* **Work instructions**: Copy the listing below word for word, but leave out the pictures.

===

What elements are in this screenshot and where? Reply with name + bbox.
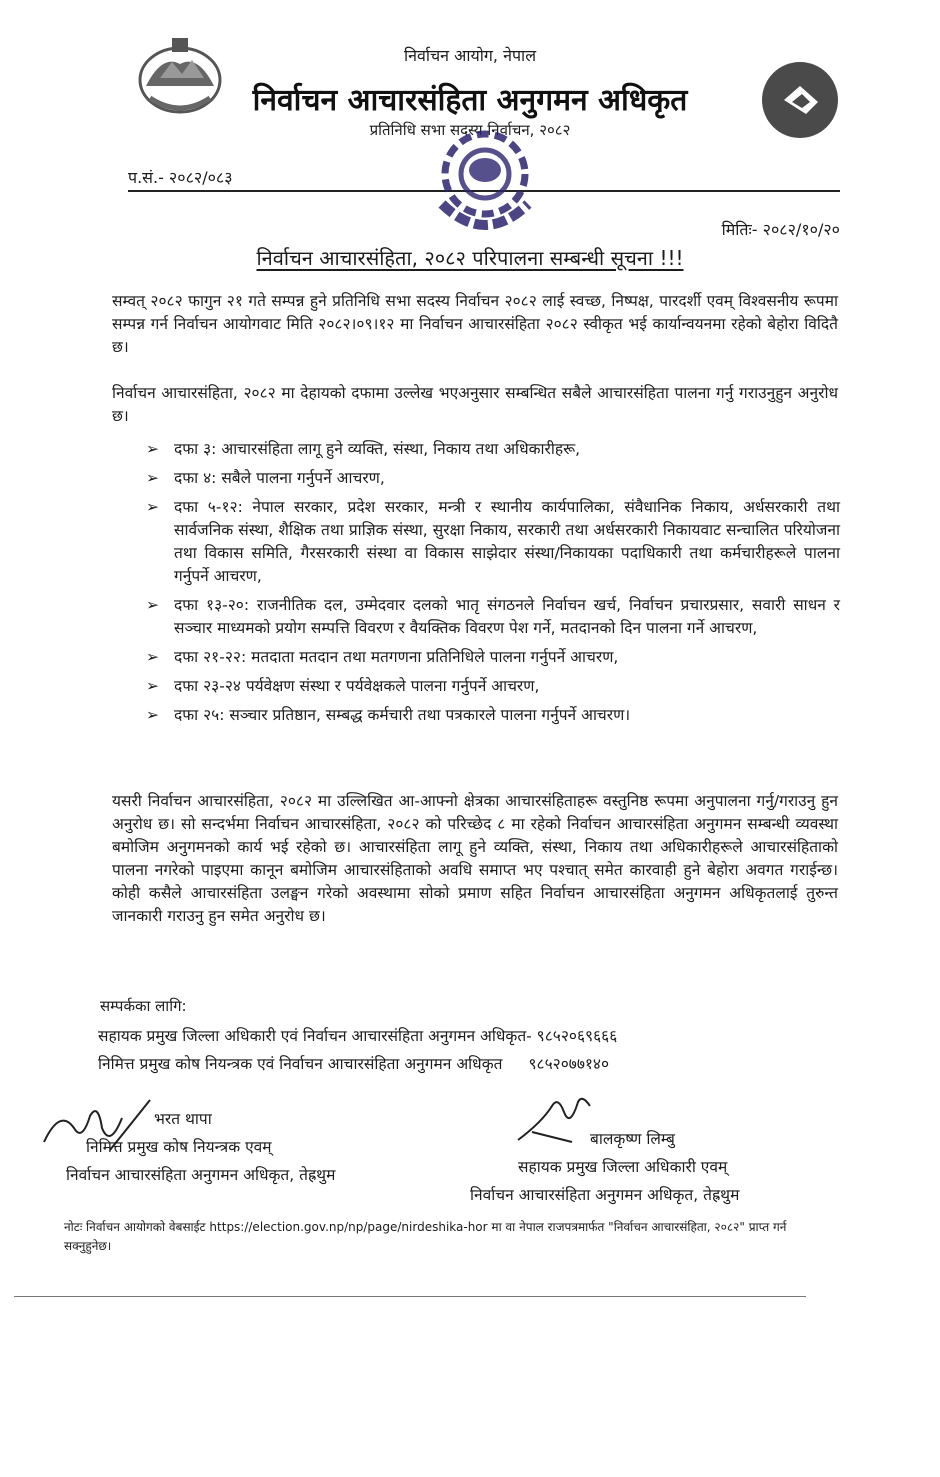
right-signer-name: बालकृष्ण लिम्बु (590, 1130, 675, 1148)
arrow-bullet-icon: ➢ (146, 440, 159, 458)
reference-number: प.सं.- २०८२/०८३ (128, 168, 233, 187)
contact-line-2-label: निमित्त प्रमुख कोष नियन्त्रक एवं निर्वाचन आचारसंहिता अनुगमन अधिकृत (98, 1055, 503, 1073)
arrow-bullet-icon: ➢ (146, 596, 159, 614)
list-item: ➢ दफा १३-२०: राजनीतिक दल, उम्मेदवार दलको भातृ संगठनले निर्वाचन खर्च, निर्वाचन प्रचारप्रसार, सवारी साधन र सञ्चार माध्यमको प्रयोग सम्पत्ति विवरण र वैयक्तिक विवरण पेश गर्ने, मतदानको दिन पालना गर्ने आचरण, (146, 596, 840, 637)
arrow-bullet-icon: ➢ (146, 706, 159, 724)
left-signer-name: भरत थापा (154, 1110, 212, 1128)
list-item: ➢ दफा ५-१२: नेपाल सरकार, प्रदेश सरकार, मन्त्री र स्थानीय कार्यपालिका, संवैधानिक निकाय, अर्धसरकारी तथा सार्वजनिक संस्था, शैक्षिक तथा प्राज्ञिक संस्था, सुरक्षा निकाय, सरकारी तथा अर्धसरकारी निकायवाट सन्चालित परियोजना तथा विकास समिति, गैरसरकारी संस्था वा विकास साझेदार संस्था/निकायका पदाधिकारी तथा कर्मचारीहरूले पालना गर्नुपर्ने आचरण, (146, 498, 840, 585)
left-signer-title-1: निमित्त प्रमुख कोष नियन्त्रक एवम् (86, 1138, 272, 1156)
issue-date: मितिः- २०८२/१०/२० (721, 220, 840, 239)
contact-line-2-phone: ९८५२०७७१४० (528, 1055, 610, 1073)
list-item: ➢ दफा २५: सञ्चार प्रतिष्ठान, सम्बद्ध कर्मचारी तथा पत्रकारले पालना गर्नुपर्ने आचरण। (146, 704, 840, 727)
clause-list (146, 438, 840, 733)
list-item: ➢ दफा ४: सबैले पालना गर्नुपर्ने आचरण, (146, 467, 840, 490)
right-signer-title-2: निर्वाचन आचारसंहिता अनुगमन अधिकृत, तेह्रथुम (470, 1186, 740, 1204)
intro-paragraph: सम्वत् २०८२ फागुन २१ गते सम्पन्न हुने प्रतिनिधि सभा सदस्य निर्वाचन २०८२ लाई स्वच्छ, निष्पक्ष, पारदर्शी एवम् विश्वसनीय रूपमा सम्पन्न गर्न निर्वाचन आयोगवाट मिति २०८२।०९।१२ मा निर्वाचन आचारसंहिता २०८२ स्वीकृत भई कार्यान्वयनमा रहेको बेहोरा विदितै छ। (112, 292, 838, 356)
list-item: ➢ दफा २१-२२: मतदाता मतदान तथा मतगणना प्रतिनिधिले पालना गर्नुपर्ने आचरण, (146, 646, 840, 669)
contact-heading: सम्पर्कका लागि: (100, 997, 187, 1015)
closing-paragraph: यसरी निर्वाचन आचारसंहिता, २०८२ मा उल्लिखित आ-आफ्नो क्षेत्रका आचारसंहिताहरू वस्तुनिष्ठ रूपमा अनुपालना गर्नु/गराउनु हुन अनुरोध छ। सो सन्दर्भमा निर्वाचन आचारसंहिता, २०८२ को परिच्छेद ८ मा रहेको निर्वाचन आचारसंहिता अनुगमन सम्बन्धी व्यवस्था बमोजिम अनुगमनको कार्य भई रहेको छ। आचारसंहिता लागू हुने व्यक्ति, संस्था, निकाय तथा अधिकारीहरूले आचारसंहिताको पालना नगरेको पाइएमा कानून बमोजिम आचारसंहिताको अवधि समाप्त भए पश्चात् समेत कारवाही हुने बेहोरा अवगत गराईन्छ। कोही कसैले आचारसंहिता उलङ्घन गरेको अवस्थामा सोको प्रमाण सहित निर्वाचन आचारसंहिता अनुगमन अधिकृतलाई तुरुन्त जानकारी गराउनु हुन समेत अनुरोध छ। (112, 792, 838, 925)
office-seal-stamp (420, 120, 550, 246)
right-signature-scribble (512, 1092, 602, 1148)
arrow-bullet-icon: ➢ (146, 677, 159, 695)
request-paragraph: निर्वाचन आचारसंहिता, २०८२ मा देहायको दफामा उल्लेख भएअनुसार सम्बन्धित सबैले आचारसंहिता पालना गर्नु गराउनुहुन अनुरोध छ। (112, 384, 838, 425)
contact-line-2 (98, 1052, 609, 1074)
list-item: ➢ दफा ३: आचारसंहिता लागू हुने व्यक्ति, संस्था, निकाय तथा अधिकारीहरू, (146, 438, 840, 461)
list-item: ➢ दफा २३-२४ पर्यवेक्षण संस्था र पर्यवेक्षकले पालना गर्नुपर्ने आचरण, (146, 675, 840, 698)
left-signer-title-2: निर्वाचन आचारसंहिता अनुगमन अधिकृत, तेह्रथुम (66, 1166, 336, 1184)
org-top-line: निर्वाचन आयोग, नेपाल (403, 46, 537, 65)
notice-title: निर्वाचन आचारसंहिता, २०८२ परिपालना सम्बन्धी सूचना !!! (256, 246, 684, 270)
arrow-bullet-icon: ➢ (146, 498, 159, 516)
right-signer-title-1: सहायक प्रमुख जिल्ला अधिकारी एवम् (518, 1158, 728, 1176)
page-bottom-rule (14, 1296, 806, 1297)
org-main-heading: निर्वाचन आचारसंहिता अनुगमन अधिकृत (252, 83, 688, 118)
footer-note: नोटः निर्वाचन आयोगको वेबसाईट https://election.gov.np/np/page/nirdeshika-hor मा वा नेपाल राजपत्रमार्फत "निर्वाचन आचारसंहिता, २०८२" प्राप्त गर्न सक्नुहुनेछ। (64, 1220, 787, 1253)
arrow-bullet-icon: ➢ (146, 469, 159, 487)
contact-line-1: सहायक प्रमुख जिल्ला अधिकारी एवं निर्वाचन आचारसंहिता अनुगमन अधिकृत- ९८५२०६९६६६ (98, 1027, 618, 1045)
arrow-bullet-icon: ➢ (146, 648, 159, 666)
org-sub-line: प्रतिनिधि सभा सदस्य निर्वाचन, २०८२ (369, 121, 571, 139)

===

* **Output for this exercise**:
What elements are in this screenshot and where? Reply with name + bbox.
right-signer-name: बालकृष्ण लिम्बु (590, 1130, 675, 1148)
arrow-bullet-icon: ➢ (146, 440, 159, 458)
reference-number: प.सं.- २०८२/०८३ (128, 168, 233, 187)
contact-line-2-label: निमित्त प्रमुख कोष नियन्त्रक एवं निर्वाचन आचारसंहिता अनुगमन अधिकृत (98, 1055, 503, 1073)
arrow-bullet-icon: ➢ (146, 596, 159, 614)
list-item: ➢ दफा १३-२०: राजनीतिक दल, उम्मेदवार दलको भातृ संगठनले निर्वाचन खर्च, निर्वाचन प्रचारप्रसार, सवारी साधन र सञ्चार माध्यमको प्रयोग सम्पत्ति विवरण र वैयक्तिक विवरण पेश गर्ने, मतदानको दिन पालना गर्ने आचरण, (146, 596, 840, 637)
arrow-bullet-icon: ➢ (146, 706, 159, 724)
left-signer-name: भरत थापा (154, 1110, 212, 1128)
list-item: ➢ दफा ५-१२: नेपाल सरकार, प्रदेश सरकार, मन्त्री र स्थानीय कार्यपालिका, संवैधानिक निकाय, अर्धसरकारी तथा सार्वजनिक संस्था, शैक्षिक तथा प्राज्ञिक संस्था, सुरक्षा निकाय, सरकारी तथा अर्धसरकारी निकायवाट सन्चालित परियोजना तथा विकास समिति, गैरसरकारी संस्था वा विकास साझेदार संस्था/निकायका पदाधिकारी तथा कर्मचारीहरूले पालना गर्नुपर्ने आचरण, (146, 498, 840, 585)
left-signer-title-1: निमित्त प्रमुख कोष नियन्त्रक एवम् (86, 1138, 272, 1156)
issue-date: मितिः- २०८२/१०/२० (721, 220, 840, 239)
contact-line-2-phone: ९८५२०७७१४० (528, 1055, 610, 1073)
list-item: ➢ दफा २५: सञ्चार प्रतिष्ठान, सम्बद्ध कर्मचारी तथा पत्रकारले पालना गर्नुपर्ने आचरण। (146, 704, 840, 727)
clause-list (146, 438, 840, 733)
list-item: ➢ दफा ४: सबैले पालना गर्नुपर्ने आचरण, (146, 467, 840, 490)
right-signer-title-2: निर्वाचन आचारसंहिता अनुगमन अधिकृत, तेह्रथुम (470, 1186, 740, 1204)
intro-paragraph: सम्वत् २०८२ फागुन २१ गते सम्पन्न हुने प्रतिनिधि सभा सदस्य निर्वाचन २०८२ लाई स्वच्छ, निष्पक्ष, पारदर्शी एवम् विश्वसनीय रूपमा सम्पन्न गर्न निर्वाचन आयोगवाट मिति २०८२।०९।१२ मा निर्वाचन आचारसंहिता २०८२ स्वीकृत भई कार्यान्वयनमा रहेको बेहोरा विदितै छ। (112, 292, 838, 356)
list-item: ➢ दफा २१-२२: मतदाता मतदान तथा मतगणना प्रतिनिधिले पालना गर्नुपर्ने आचरण, (146, 646, 840, 669)
contact-heading: सम्पर्कका लागि: (100, 997, 187, 1015)
closing-paragraph: यसरी निर्वाचन आचारसंहिता, २०८२ मा उल्लिखित आ-आफ्नो क्षेत्रका आचारसंहिताहरू वस्तुनिष्ठ रूपमा अनुपालना गर्नु/गराउनु हुन अनुरोध छ। सो सन्दर्भमा निर्वाचन आचारसंहिता, २०८२ को परिच्छेद ८ मा रहेको निर्वाचन आचारसंहिता अनुगमन सम्बन्धी व्यवस्था बमोजिम अनुगमनको कार्य भई रहेको छ। आचारसंहिता लागू हुने व्यक्ति, संस्था, निकाय तथा अधिकारीहरूले आचारसंहिताको पालना नगरेको पाइएमा कानून बमोजिम आचारसंहिताको अवधि समाप्त भए पश्चात् समेत कारवाही हुने बेहोरा अवगत गराईन्छ। कोही कसैले आचारसंहिता उलङ्घन गरेको अवस्थामा सोको प्रमाण सहित निर्वाचन आचारसंहिता अनुगमन अधिकृतलाई तुरुन्त जानकारी गराउनु हुन समेत अनुरोध छ। (112, 792, 838, 925)
office-seal-stamp (420, 120, 550, 246)
right-signature-scribble (512, 1092, 602, 1148)
arrow-bullet-icon: ➢ (146, 677, 159, 695)
request-paragraph: निर्वाचन आचारसंहिता, २०८२ मा देहायको दफामा उल्लेख भएअनुसार सम्बन्धित सबैले आचारसंहिता पालना गर्नु गराउनुहुन अनुरोध छ। (112, 384, 838, 425)
contact-line-2 (98, 1052, 609, 1074)
list-item: ➢ दफा ३: आचारसंहिता लागू हुने व्यक्ति, संस्था, निकाय तथा अधिकारीहरू, (146, 438, 840, 461)
list-item: ➢ दफा २३-२४ पर्यवेक्षण संस्था र पर्यवेक्षकले पालना गर्नुपर्ने आचरण, (146, 675, 840, 698)
left-signer-title-2: निर्वाचन आचारसंहिता अनुगमन अधिकृत, तेह्रथुम (66, 1166, 336, 1184)
org-top-line: निर्वाचन आयोग, नेपाल (403, 46, 537, 65)
notice-title: निर्वाचन आचारसंहिता, २०८२ परिपालना सम्बन्धी सूचना !!! (256, 246, 684, 270)
arrow-bullet-icon: ➢ (146, 498, 159, 516)
right-signer-title-1: सहायक प्रमुख जिल्ला अधिकारी एवम् (518, 1158, 728, 1176)
page-bottom-rule (14, 1296, 806, 1297)
org-main-heading: निर्वाचन आचारसंहिता अनुगमन अधिकृत (252, 83, 688, 118)
footer-note: नोटः निर्वाचन आयोगको वेबसाईट https://election.gov.np/np/page/nirdeshika-hor मा वा नेपाल राजपत्रमार्फत "निर्वाचन आचारसंहिता, २०८२" प्राप्त गर्न सक्नुहुनेछ। (64, 1220, 787, 1253)
arrow-bullet-icon: ➢ (146, 469, 159, 487)
contact-line-1: सहायक प्रमुख जिल्ला अधिकारी एवं निर्वाचन आचारसंहिता अनुगमन अधिकृत- ९८५२०६९६६६ (98, 1027, 618, 1045)
arrow-bullet-icon: ➢ (146, 648, 159, 666)
org-sub-line: प्रतिनिधि सभा सदस्य निर्वाचन, २०८२ (369, 121, 571, 139)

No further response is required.